## DIRECTIONS FOR THIS TASK
Return the data below in full and exactly, except that the pictures are dropped.

## AVAILABLE DATA
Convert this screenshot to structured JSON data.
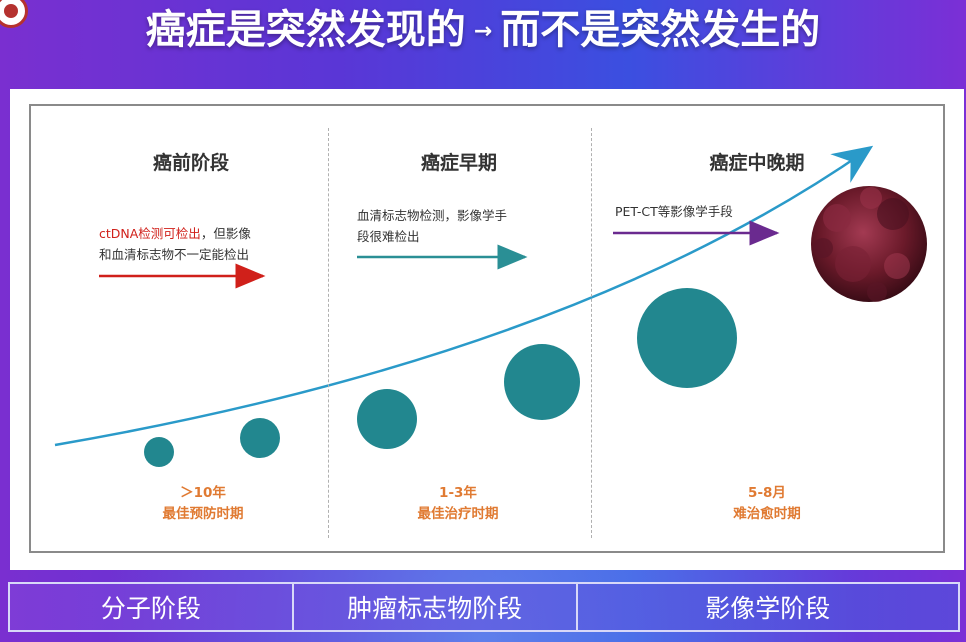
{
  "title": {
    "part1": "癌症是突然发现的",
    "arrow": "→",
    "part2": "而不是突然发生的"
  },
  "stages": [
    {
      "name": "癌前阶段",
      "note_highlight": "ctDNA检测可检出",
      "note_rest_line1": "，但影像",
      "note_line2": "和血清标志物不一定能检出",
      "arrow_color": "#d0201a",
      "time_span": "＞10年",
      "time_label": "最佳预防时期"
    },
    {
      "name": "癌症早期",
      "note_line1": "血清标志物检测，影像学手",
      "note_line2": "段很难检出",
      "arrow_color": "#2a8f95",
      "time_span": "1-3年",
      "time_label": "最佳治疗时期"
    },
    {
      "name": "癌症中晚期",
      "note_line1": "PET-CT等影像学手段",
      "arrow_color": "#6a2a8f",
      "time_span": "5-8月",
      "time_label": "难治愈时期"
    }
  ],
  "bottom_bar": [
    "分子阶段",
    "肿瘤标志物阶段",
    "影像学阶段"
  ],
  "colors": {
    "curve": "#2a9ac9",
    "bubble": "#22878f",
    "tumor": "#6b1a2a",
    "time_text": "#e07a32"
  },
  "icons": {
    "logo": "university-seal-icon",
    "tumor": "tumor-cell-icon"
  }
}
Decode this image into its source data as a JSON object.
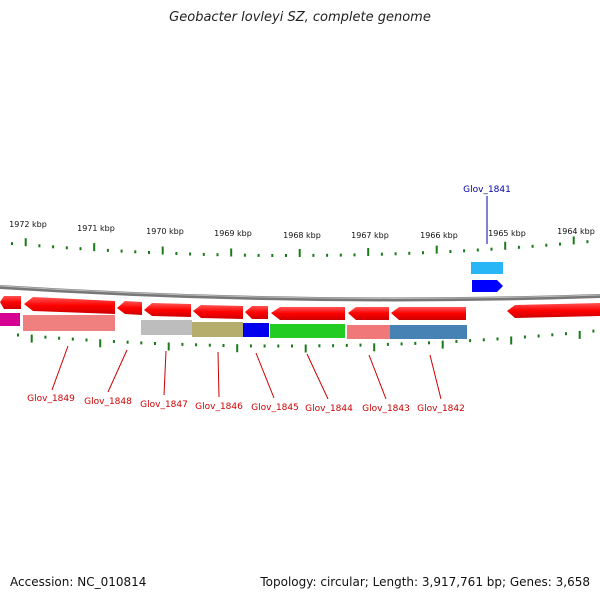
{
  "title": "Geobacter lovleyi SZ, complete genome",
  "footer": {
    "accession": "Accession: NC_010814",
    "summary": "Topology: circular; Length: 3,917,761 bp; Genes: 3,658"
  },
  "kbp_labels": [
    "1972 kbp",
    "1971 kbp",
    "1970 kbp",
    "1969 kbp",
    "1968 kbp",
    "1967 kbp",
    "1966 kbp",
    "1965 kbp",
    "1964 kbp"
  ],
  "gene_labels_bottom": [
    "Glov_1849",
    "Glov_1848",
    "Glov_1847",
    "Glov_1846",
    "Glov_1845",
    "Glov_1844",
    "Glov_1843",
    "Glov_1842"
  ],
  "gene_label_top": "Glov_1841",
  "colors": {
    "arrow_red": "#ff0000",
    "label_red": "#cc0000",
    "label_blue": "#0000aa",
    "backbone": "#888888",
    "tick": "#1a7a1a"
  },
  "feature_colors": [
    "#d60093",
    "#f08080",
    "#bdbdbd",
    "#b5ad6b",
    "#0000ee",
    "#22cc22",
    "#f07878",
    "#4682b4",
    "#29b6f6",
    "#0000ff"
  ]
}
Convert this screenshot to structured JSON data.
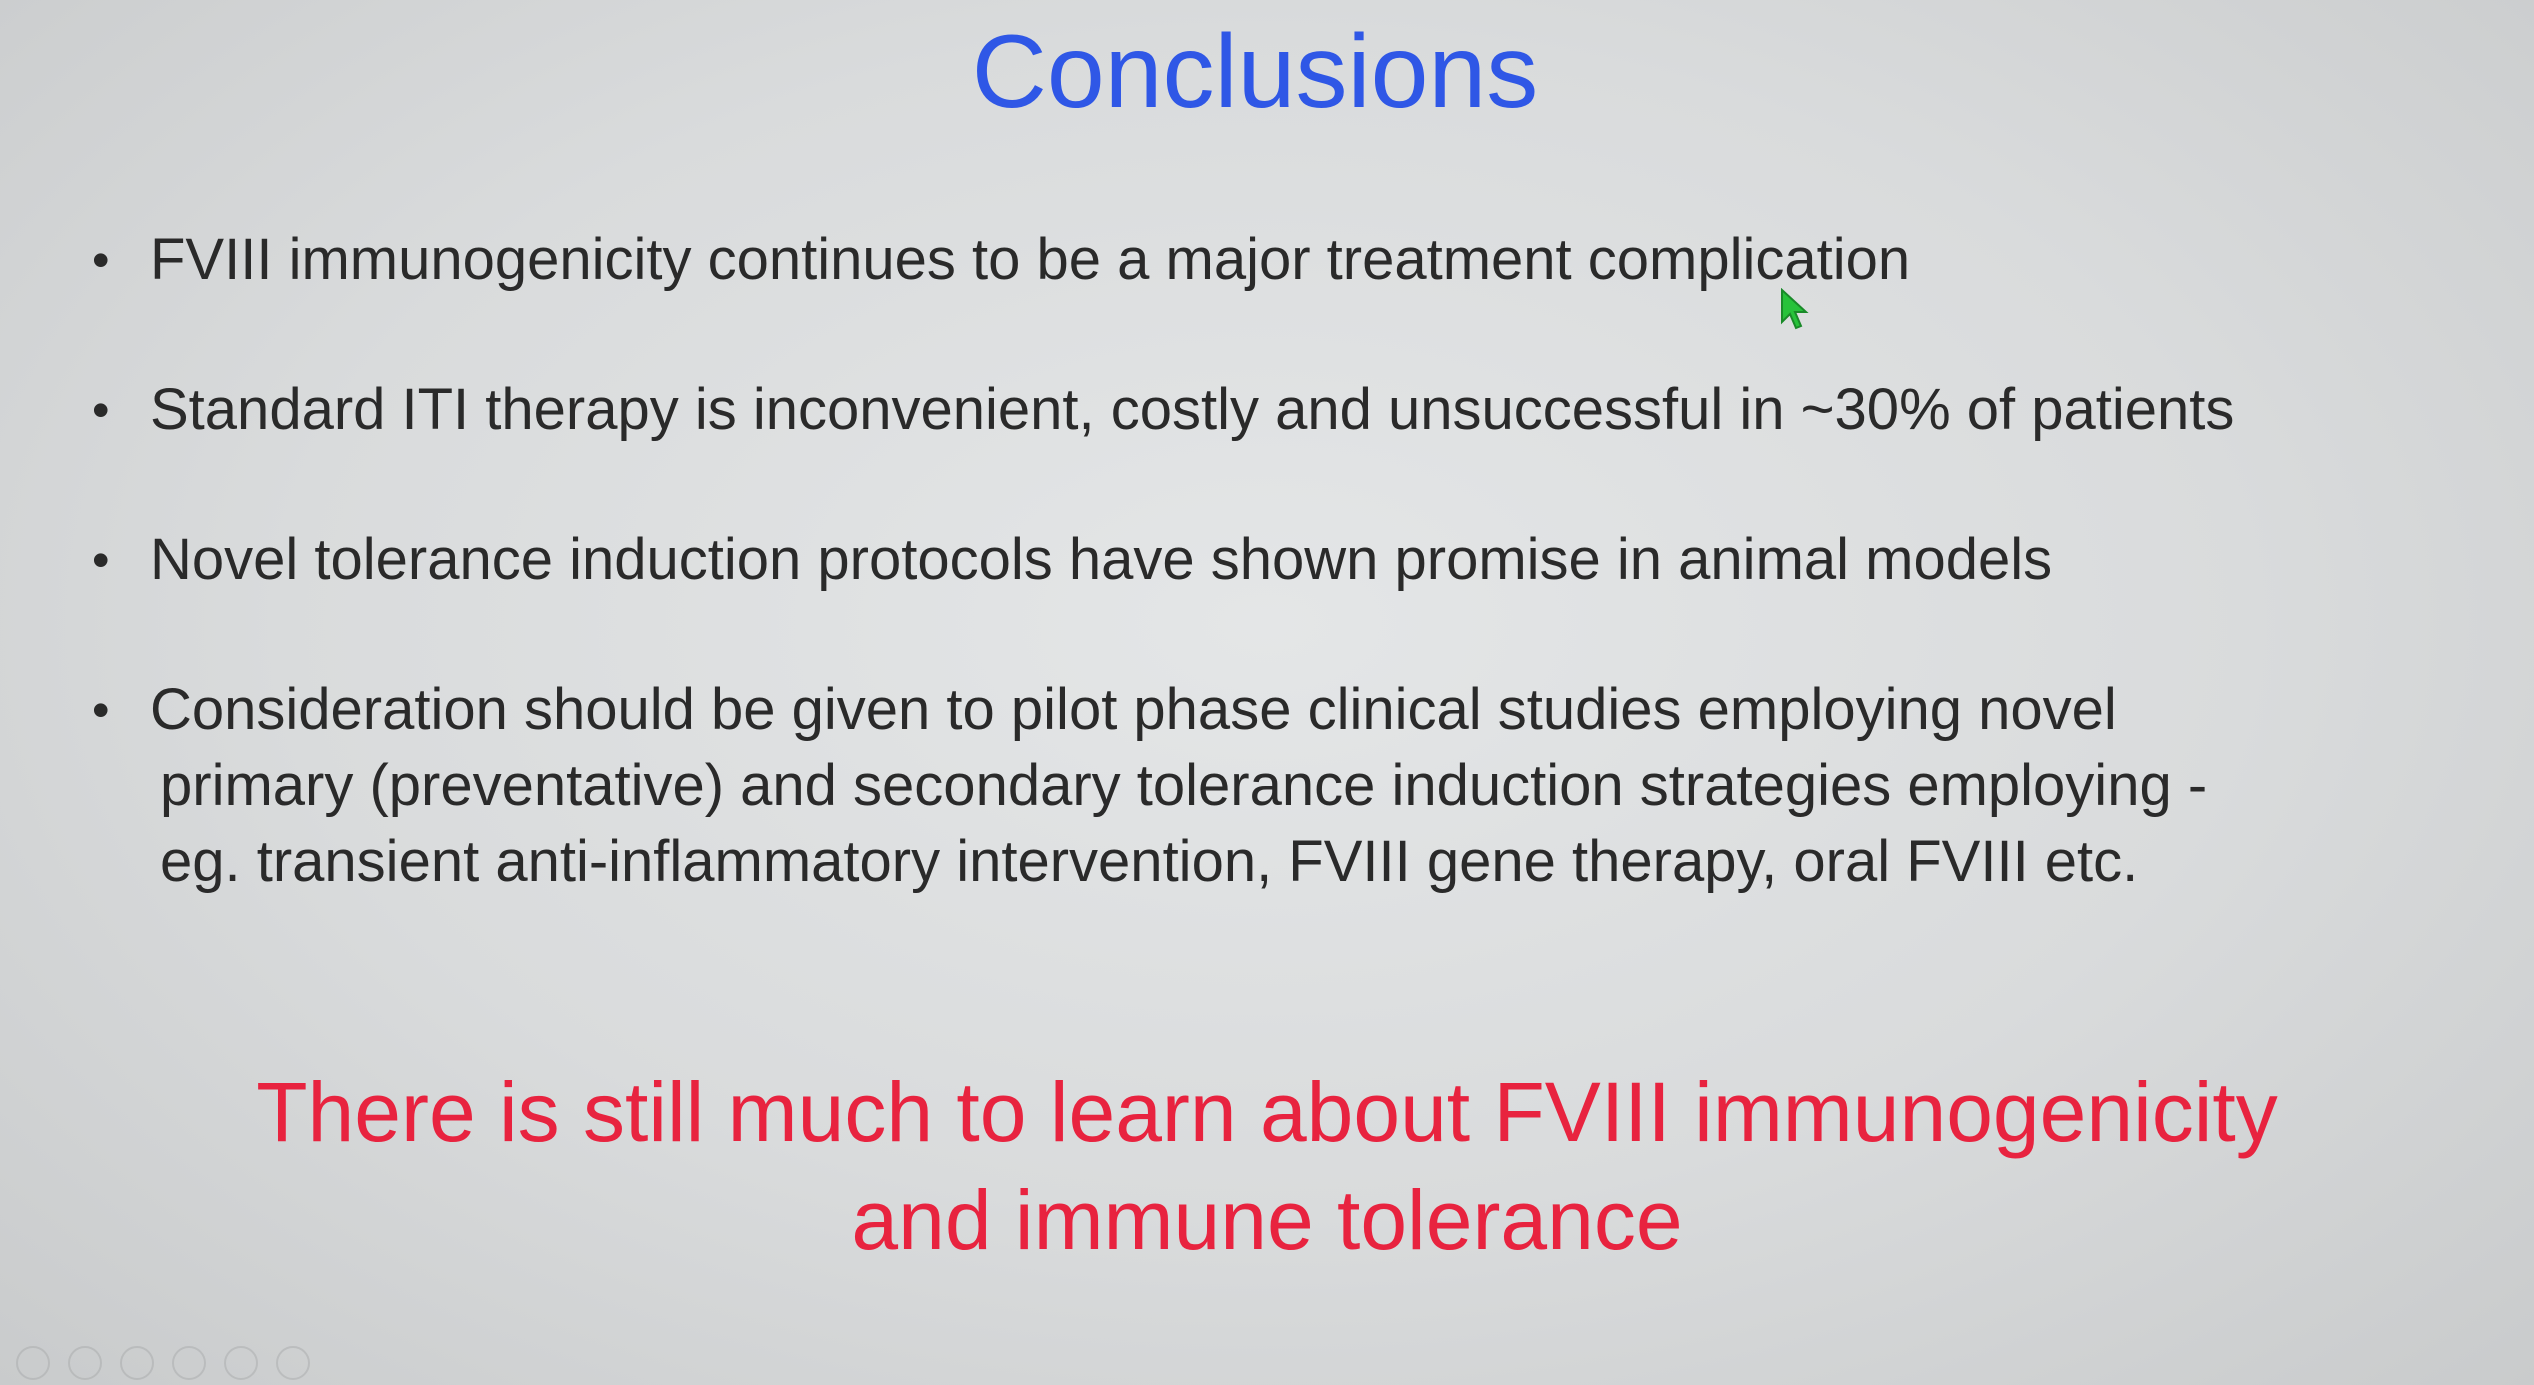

## RESPONSE
Convert this screenshot to structured JSON data.
{
  "title": {
    "part1": "癌症是突然发现的",
    "arrow": "→",
    "part2": "而不是突然发生的"
  },
  "stages": [
    {
      "name": "癌前阶段",
      "note_highlight": "ctDNA检测可检出",
      "note_rest_line1": "，但影像",
      "note_line2": "和血清标志物不一定能检出",
      "arrow_color": "#d0201a",
      "time_span": "＞10年",
      "time_label": "最佳预防时期"
    },
    {
      "name": "癌症早期",
      "note_line1": "血清标志物检测，影像学手",
      "note_line2": "段很难检出",
      "arrow_color": "#2a8f95",
      "time_span": "1-3年",
      "time_label": "最佳治疗时期"
    },
    {
      "name": "癌症中晚期",
      "note_line1": "PET-CT等影像学手段",
      "arrow_color": "#6a2a8f",
      "time_span": "5-8月",
      "time_label": "难治愈时期"
    }
  ],
  "bottom_bar": [
    "分子阶段",
    "肿瘤标志物阶段",
    "影像学阶段"
  ],
  "colors": {
    "curve": "#2a9ac9",
    "bubble": "#22878f",
    "tumor": "#6b1a2a",
    "time_text": "#e07a32"
  },
  "icons": {
    "logo": "university-seal-icon",
    "tumor": "tumor-cell-icon"
  }
}
Decode this image into its source data as a JSON object.
{
  "title": "Geobacter lovleyi SZ, complete genome",
  "footer": {
    "accession": "Accession: NC_010814",
    "summary": "Topology: circular; Length: 3,917,761 bp; Genes: 3,658"
  },
  "kbp_labels": [
    "1972 kbp",
    "1971 kbp",
    "1970 kbp",
    "1969 kbp",
    "1968 kbp",
    "1967 kbp",
    "1966 kbp",
    "1965 kbp",
    "1964 kbp"
  ],
  "gene_labels_bottom": [
    "Glov_1849",
    "Glov_1848",
    "Glov_1847",
    "Glov_1846",
    "Glov_1845",
    "Glov_1844",
    "Glov_1843",
    "Glov_1842"
  ],
  "gene_label_top": "Glov_1841",
  "colors": {
    "arrow_red": "#ff0000",
    "label_red": "#cc0000",
    "label_blue": "#0000aa",
    "backbone": "#888888",
    "tick": "#1a7a1a"
  },
  "feature_colors": [
    "#d60093",
    "#f08080",
    "#bdbdbd",
    "#b5ad6b",
    "#0000ee",
    "#22cc22",
    "#f07878",
    "#4682b4",
    "#29b6f6",
    "#0000ff"
  ]
}
Convert this screenshot to structured JSON data.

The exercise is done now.